## BEGIN

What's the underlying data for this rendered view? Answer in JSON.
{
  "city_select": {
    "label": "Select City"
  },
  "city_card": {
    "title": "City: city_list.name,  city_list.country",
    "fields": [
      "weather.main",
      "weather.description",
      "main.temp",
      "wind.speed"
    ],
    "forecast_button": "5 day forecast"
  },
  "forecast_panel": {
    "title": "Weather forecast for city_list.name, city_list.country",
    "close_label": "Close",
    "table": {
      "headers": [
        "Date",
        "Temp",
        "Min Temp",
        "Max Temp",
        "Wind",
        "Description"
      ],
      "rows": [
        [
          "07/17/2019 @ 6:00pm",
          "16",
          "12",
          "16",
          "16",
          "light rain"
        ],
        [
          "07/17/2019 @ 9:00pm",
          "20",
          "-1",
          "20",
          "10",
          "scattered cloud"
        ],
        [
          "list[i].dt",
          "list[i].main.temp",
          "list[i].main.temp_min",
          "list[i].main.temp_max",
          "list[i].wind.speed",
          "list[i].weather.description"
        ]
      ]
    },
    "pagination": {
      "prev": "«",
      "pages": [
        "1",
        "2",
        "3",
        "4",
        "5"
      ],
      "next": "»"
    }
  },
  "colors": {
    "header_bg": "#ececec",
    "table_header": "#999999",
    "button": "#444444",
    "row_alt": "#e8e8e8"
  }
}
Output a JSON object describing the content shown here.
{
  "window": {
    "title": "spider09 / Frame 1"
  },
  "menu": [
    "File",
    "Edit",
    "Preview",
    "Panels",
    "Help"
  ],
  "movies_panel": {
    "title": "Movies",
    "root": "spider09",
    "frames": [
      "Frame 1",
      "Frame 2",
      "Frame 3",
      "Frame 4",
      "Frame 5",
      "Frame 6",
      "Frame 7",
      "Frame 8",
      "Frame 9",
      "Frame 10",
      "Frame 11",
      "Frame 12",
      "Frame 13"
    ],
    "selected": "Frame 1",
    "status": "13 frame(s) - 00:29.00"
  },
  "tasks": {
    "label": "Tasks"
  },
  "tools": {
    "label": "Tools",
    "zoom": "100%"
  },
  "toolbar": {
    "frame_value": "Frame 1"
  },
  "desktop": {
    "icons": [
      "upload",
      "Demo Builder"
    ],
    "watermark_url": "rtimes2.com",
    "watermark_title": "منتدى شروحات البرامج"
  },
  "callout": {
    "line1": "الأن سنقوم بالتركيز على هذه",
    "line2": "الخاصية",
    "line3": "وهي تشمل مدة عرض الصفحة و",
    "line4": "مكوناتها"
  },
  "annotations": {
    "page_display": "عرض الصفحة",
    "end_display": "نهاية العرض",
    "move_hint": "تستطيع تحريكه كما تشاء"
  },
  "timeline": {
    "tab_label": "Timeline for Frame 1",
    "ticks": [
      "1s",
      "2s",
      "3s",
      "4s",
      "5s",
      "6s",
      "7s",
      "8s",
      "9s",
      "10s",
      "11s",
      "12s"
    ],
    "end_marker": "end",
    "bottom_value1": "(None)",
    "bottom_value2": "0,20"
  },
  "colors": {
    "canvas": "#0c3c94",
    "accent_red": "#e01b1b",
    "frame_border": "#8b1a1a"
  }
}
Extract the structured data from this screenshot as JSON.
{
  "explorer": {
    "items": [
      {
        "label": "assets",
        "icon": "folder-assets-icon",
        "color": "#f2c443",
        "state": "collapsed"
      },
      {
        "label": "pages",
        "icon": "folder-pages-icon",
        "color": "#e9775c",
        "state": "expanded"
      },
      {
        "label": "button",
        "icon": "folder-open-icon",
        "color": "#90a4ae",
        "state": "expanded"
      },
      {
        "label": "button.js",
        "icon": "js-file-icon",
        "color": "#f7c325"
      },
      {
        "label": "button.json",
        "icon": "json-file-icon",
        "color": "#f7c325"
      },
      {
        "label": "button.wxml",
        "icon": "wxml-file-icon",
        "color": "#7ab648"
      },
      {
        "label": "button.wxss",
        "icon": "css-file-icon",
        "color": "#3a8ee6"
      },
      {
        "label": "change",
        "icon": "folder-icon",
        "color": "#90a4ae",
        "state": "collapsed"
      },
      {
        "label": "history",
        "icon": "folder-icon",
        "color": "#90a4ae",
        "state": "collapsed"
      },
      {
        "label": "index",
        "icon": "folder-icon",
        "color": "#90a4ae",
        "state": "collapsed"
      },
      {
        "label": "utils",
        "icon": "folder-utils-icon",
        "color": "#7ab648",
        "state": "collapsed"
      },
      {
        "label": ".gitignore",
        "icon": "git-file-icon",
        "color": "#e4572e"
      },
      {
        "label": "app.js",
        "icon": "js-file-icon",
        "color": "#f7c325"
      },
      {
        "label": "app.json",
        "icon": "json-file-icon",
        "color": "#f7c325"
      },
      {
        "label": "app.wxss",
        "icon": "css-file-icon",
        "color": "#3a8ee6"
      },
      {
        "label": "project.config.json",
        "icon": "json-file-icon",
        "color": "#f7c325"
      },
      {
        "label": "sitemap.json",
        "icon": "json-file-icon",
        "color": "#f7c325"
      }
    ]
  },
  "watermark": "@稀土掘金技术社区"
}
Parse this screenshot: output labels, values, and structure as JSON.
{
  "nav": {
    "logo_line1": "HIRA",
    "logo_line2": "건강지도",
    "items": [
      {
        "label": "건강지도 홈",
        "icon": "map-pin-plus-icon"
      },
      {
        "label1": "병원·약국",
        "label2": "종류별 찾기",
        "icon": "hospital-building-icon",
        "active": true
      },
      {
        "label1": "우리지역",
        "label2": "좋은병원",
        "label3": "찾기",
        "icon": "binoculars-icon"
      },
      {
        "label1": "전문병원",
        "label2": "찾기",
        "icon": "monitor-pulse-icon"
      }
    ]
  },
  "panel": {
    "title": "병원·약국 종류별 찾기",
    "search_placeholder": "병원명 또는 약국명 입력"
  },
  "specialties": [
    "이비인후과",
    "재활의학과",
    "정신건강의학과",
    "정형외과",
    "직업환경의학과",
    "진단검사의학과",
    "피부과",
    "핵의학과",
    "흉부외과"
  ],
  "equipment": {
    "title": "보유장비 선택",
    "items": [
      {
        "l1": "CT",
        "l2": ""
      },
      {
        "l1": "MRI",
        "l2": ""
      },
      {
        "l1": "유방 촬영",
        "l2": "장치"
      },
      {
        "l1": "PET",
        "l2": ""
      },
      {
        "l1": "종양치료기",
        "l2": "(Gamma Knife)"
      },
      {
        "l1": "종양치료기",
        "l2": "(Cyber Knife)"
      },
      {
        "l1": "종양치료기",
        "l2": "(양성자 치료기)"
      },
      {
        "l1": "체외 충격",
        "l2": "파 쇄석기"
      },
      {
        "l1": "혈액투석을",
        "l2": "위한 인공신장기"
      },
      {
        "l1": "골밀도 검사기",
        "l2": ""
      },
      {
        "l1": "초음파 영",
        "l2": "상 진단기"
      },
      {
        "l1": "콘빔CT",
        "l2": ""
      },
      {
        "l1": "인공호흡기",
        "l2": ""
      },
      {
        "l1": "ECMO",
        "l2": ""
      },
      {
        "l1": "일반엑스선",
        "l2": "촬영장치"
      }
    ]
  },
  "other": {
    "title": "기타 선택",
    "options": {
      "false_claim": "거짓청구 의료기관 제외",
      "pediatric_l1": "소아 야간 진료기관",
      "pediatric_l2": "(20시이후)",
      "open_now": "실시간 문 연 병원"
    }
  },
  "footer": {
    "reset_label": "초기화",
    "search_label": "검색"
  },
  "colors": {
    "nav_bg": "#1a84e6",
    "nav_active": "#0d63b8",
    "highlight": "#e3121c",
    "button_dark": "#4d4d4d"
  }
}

## END

# TASK DESCRIPTION:
Could you transcribe the records in full, exactly?

# EXERCISE RESULT:
What's the underlying data for this rendered view? Answer in JSON.
{
  "city_select": {
    "label": "Select City"
  },
  "city_card": {
    "title": "City: city_list.name,  city_list.country",
    "fields": [
      "weather.main",
      "weather.description",
      "main.temp",
      "wind.speed"
    ],
    "forecast_button": "5 day forecast"
  },
  "forecast_panel": {
    "title": "Weather forecast for city_list.name, city_list.country",
    "close_label": "Close",
    "table": {
      "headers": [
        "Date",
        "Temp",
        "Min Temp",
        "Max Temp",
        "Wind",
        "Description"
      ],
      "rows": [
        [
          "07/17/2019 @ 6:00pm",
          "16",
          "12",
          "16",
          "16",
          "light rain"
        ],
        [
          "07/17/2019 @ 9:00pm",
          "20",
          "-1",
          "20",
          "10",
          "scattered cloud"
        ],
        [
          "list[i].dt",
          "list[i].main.temp",
          "list[i].main.temp_min",
          "list[i].main.temp_max",
          "list[i].wind.speed",
          "list[i].weather.description"
        ]
      ]
    },
    "pagination": {
      "prev": "«",
      "pages": [
        "1",
        "2",
        "3",
        "4",
        "5"
      ],
      "next": "»"
    }
  },
  "colors": {
    "header_bg": "#ececec",
    "table_header": "#999999",
    "button": "#444444",
    "row_alt": "#e8e8e8"
  }
}
Output a JSON object describing the content shown here.
{
  "window": {
    "title": "spider09 / Frame 1"
  },
  "menu": [
    "File",
    "Edit",
    "Preview",
    "Panels",
    "Help"
  ],
  "movies_panel": {
    "title": "Movies",
    "root": "spider09",
    "frames": [
      "Frame 1",
      "Frame 2",
      "Frame 3",
      "Frame 4",
      "Frame 5",
      "Frame 6",
      "Frame 7",
      "Frame 8",
      "Frame 9",
      "Frame 10",
      "Frame 11",
      "Frame 12",
      "Frame 13"
    ],
    "selected": "Frame 1",
    "status": "13 frame(s) - 00:29.00"
  },
  "tasks": {
    "label": "Tasks"
  },
  "tools": {
    "label": "Tools",
    "zoom": "100%"
  },
  "toolbar": {
    "frame_value": "Frame 1"
  },
  "desktop": {
    "icons": [
      "upload",
      "Demo Builder"
    ],
    "watermark_url": "rtimes2.com",
    "watermark_title": "منتدى شروحات البرامج"
  },
  "callout": {
    "line1": "الأن سنقوم بالتركيز على هذه",
    "line2": "الخاصية",
    "line3": "وهي تشمل مدة عرض الصفحة و",
    "line4": "مكوناتها"
  },
  "annotations": {
    "page_display": "عرض الصفحة",
    "end_display": "نهاية العرض",
    "move_hint": "تستطيع تحريكه كما تشاء"
  },
  "timeline": {
    "tab_label": "Timeline for Frame 1",
    "ticks": [
      "1s",
      "2s",
      "3s",
      "4s",
      "5s",
      "6s",
      "7s",
      "8s",
      "9s",
      "10s",
      "11s",
      "12s"
    ],
    "end_marker": "end",
    "bottom_value1": "(None)",
    "bottom_value2": "0,20"
  },
  "colors": {
    "canvas": "#0c3c94",
    "accent_red": "#e01b1b",
    "frame_border": "#8b1a1a"
  }
}
Extract the structured data from this screenshot as JSON.
{
  "explorer": {
    "items": [
      {
        "label": "assets",
        "icon": "folder-assets-icon",
        "color": "#f2c443",
        "state": "collapsed"
      },
      {
        "label": "pages",
        "icon": "folder-pages-icon",
        "color": "#e9775c",
        "state": "expanded"
      },
      {
        "label": "button",
        "icon": "folder-open-icon",
        "color": "#90a4ae",
        "state": "expanded"
      },
      {
        "label": "button.js",
        "icon": "js-file-icon",
        "color": "#f7c325"
      },
      {
        "label": "button.json",
        "icon": "json-file-icon",
        "color": "#f7c325"
      },
      {
        "label": "button.wxml",
        "icon": "wxml-file-icon",
        "color": "#7ab648"
      },
      {
        "label": "button.wxss",
        "icon": "css-file-icon",
        "color": "#3a8ee6"
      },
      {
        "label": "change",
        "icon": "folder-icon",
        "color": "#90a4ae",
        "state": "collapsed"
      },
      {
        "label": "history",
        "icon": "folder-icon",
        "color": "#90a4ae",
        "state": "collapsed"
      },
      {
        "label": "index",
        "icon": "folder-icon",
        "color": "#90a4ae",
        "state": "collapsed"
      },
      {
        "label": "utils",
        "icon": "folder-utils-icon",
        "color": "#7ab648",
        "state": "collapsed"
      },
      {
        "label": ".gitignore",
        "icon": "git-file-icon",
        "color": "#e4572e"
      },
      {
        "label": "app.js",
        "icon": "js-file-icon",
        "color": "#f7c325"
      },
      {
        "label": "app.json",
        "icon": "json-file-icon",
        "color": "#f7c325"
      },
      {
        "label": "app.wxss",
        "icon": "css-file-icon",
        "color": "#3a8ee6"
      },
      {
        "label": "project.config.json",
        "icon": "json-file-icon",
        "color": "#f7c325"
      },
      {
        "label": "sitemap.json",
        "icon": "json-file-icon",
        "color": "#f7c325"
      }
    ]
  },
  "watermark": "@稀土掘金技术社区"
}
Parse this screenshot: output labels, values, and structure as JSON.
{
  "nav": {
    "logo_line1": "HIRA",
    "logo_line2": "건강지도",
    "items": [
      {
        "label": "건강지도 홈",
        "icon": "map-pin-plus-icon"
      },
      {
        "label1": "병원·약국",
        "label2": "종류별 찾기",
        "icon": "hospital-building-icon",
        "active": true
      },
      {
        "label1": "우리지역",
        "label2": "좋은병원",
        "label3": "찾기",
        "icon": "binoculars-icon"
      },
      {
        "label1": "전문병원",
        "label2": "찾기",
        "icon": "monitor-pulse-icon"
      }
    ]
  },
  "panel": {
    "title": "병원·약국 종류별 찾기",
    "search_placeholder": "병원명 또는 약국명 입력"
  },
  "specialties": [
    "이비인후과",
    "재활의학과",
    "정신건강의학과",
    "정형외과",
    "직업환경의학과",
    "진단검사의학과",
    "피부과",
    "핵의학과",
    "흉부외과"
  ],
  "equipment": {
    "title": "보유장비 선택",
    "items": [
      {
        "l1": "CT",
        "l2": ""
      },
      {
        "l1": "MRI",
        "l2": ""
      },
      {
        "l1": "유방 촬영",
        "l2": "장치"
      },
      {
        "l1": "PET",
        "l2": ""
      },
      {
        "l1": "종양치료기",
        "l2": "(Gamma Knife)"
      },
      {
        "l1": "종양치료기",
        "l2": "(Cyber Knife)"
      },
      {
        "l1": "종양치료기",
        "l2": "(양성자 치료기)"
      },
      {
        "l1": "체외 충격",
        "l2": "파 쇄석기"
      },
      {
        "l1": "혈액투석을",
        "l2": "위한 인공신장기"
      },
      {
        "l1": "골밀도 검사기",
        "l2": ""
      },
      {
        "l1": "초음파 영",
        "l2": "상 진단기"
      },
      {
        "l1": "콘빔CT",
        "l2": ""
      },
      {
        "l1": "인공호흡기",
        "l2": ""
      },
      {
        "l1": "ECMO",
        "l2": ""
      },
      {
        "l1": "일반엑스선",
        "l2": "촬영장치"
      }
    ]
  },
  "other": {
    "title": "기타 선택",
    "options": {
      "false_claim": "거짓청구 의료기관 제외",
      "pediatric_l1": "소아 야간 진료기관",
      "pediatric_l2": "(20시이후)",
      "open_now": "실시간 문 연 병원"
    }
  },
  "footer": {
    "reset_label": "초기화",
    "search_label": "검색"
  },
  "colors": {
    "nav_bg": "#1a84e6",
    "nav_active": "#0d63b8",
    "highlight": "#e3121c",
    "button_dark": "#4d4d4d"
  }
}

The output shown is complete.